> **EXERCISE TASK**:
Within the records below, find each line that holds the string "subtitle", then copy it.

==============================

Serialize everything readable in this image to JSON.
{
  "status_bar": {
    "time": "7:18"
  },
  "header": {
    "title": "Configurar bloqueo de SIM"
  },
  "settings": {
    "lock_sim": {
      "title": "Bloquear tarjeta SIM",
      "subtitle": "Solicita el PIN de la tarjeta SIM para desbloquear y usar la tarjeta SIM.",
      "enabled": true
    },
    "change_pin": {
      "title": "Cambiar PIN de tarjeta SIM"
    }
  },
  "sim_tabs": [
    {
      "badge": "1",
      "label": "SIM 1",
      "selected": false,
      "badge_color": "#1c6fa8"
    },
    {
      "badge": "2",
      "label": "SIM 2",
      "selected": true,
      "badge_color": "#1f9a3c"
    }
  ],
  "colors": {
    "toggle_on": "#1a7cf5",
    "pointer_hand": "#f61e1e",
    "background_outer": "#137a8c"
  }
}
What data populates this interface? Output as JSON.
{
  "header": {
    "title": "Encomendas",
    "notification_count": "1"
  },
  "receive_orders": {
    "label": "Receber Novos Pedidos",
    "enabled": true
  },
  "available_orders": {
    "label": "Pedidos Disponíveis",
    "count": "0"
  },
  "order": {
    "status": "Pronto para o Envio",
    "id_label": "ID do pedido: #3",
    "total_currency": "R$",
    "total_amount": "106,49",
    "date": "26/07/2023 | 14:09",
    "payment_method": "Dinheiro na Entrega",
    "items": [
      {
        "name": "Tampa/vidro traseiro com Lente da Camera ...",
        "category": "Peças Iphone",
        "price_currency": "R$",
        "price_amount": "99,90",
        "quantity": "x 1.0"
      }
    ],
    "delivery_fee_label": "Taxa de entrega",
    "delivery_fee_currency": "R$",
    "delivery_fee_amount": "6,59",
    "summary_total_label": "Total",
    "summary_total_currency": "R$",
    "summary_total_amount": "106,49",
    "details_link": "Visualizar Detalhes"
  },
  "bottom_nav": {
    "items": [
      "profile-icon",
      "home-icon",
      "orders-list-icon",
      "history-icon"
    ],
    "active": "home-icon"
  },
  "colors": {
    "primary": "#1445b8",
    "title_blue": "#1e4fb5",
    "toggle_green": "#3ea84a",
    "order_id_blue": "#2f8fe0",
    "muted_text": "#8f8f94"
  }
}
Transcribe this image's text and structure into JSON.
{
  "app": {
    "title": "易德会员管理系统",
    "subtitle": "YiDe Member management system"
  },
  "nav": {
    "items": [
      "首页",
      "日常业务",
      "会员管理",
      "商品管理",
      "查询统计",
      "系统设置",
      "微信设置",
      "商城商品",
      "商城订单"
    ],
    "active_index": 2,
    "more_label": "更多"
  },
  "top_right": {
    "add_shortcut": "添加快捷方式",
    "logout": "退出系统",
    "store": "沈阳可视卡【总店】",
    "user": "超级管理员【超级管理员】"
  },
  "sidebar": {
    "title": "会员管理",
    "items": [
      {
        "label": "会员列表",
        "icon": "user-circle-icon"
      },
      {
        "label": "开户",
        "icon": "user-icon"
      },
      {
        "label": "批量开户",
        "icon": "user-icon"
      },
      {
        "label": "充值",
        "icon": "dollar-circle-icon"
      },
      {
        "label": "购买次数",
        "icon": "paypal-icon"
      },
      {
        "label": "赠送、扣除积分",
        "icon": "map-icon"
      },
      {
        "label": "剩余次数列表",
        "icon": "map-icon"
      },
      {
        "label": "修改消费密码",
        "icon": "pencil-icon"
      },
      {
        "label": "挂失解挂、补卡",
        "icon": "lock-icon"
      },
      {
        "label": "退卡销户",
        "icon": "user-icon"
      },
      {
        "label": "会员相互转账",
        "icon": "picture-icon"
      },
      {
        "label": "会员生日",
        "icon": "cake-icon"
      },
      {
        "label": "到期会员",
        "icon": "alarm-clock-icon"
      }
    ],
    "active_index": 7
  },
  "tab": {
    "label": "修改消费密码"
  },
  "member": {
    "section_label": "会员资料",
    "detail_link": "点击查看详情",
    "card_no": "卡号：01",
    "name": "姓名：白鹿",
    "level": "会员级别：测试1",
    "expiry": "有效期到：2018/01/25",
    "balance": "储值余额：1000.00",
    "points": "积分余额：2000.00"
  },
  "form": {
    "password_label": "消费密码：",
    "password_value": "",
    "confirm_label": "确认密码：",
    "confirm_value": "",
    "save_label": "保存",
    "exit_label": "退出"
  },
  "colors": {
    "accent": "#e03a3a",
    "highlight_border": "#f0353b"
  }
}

==============================

> **TASK OUTPUT**:
      "subtitle": "Solicita el PIN de la tarjeta SIM para desbloquear y usar la tarjeta SIM.",
    "subtitle": "YiDe Member management system"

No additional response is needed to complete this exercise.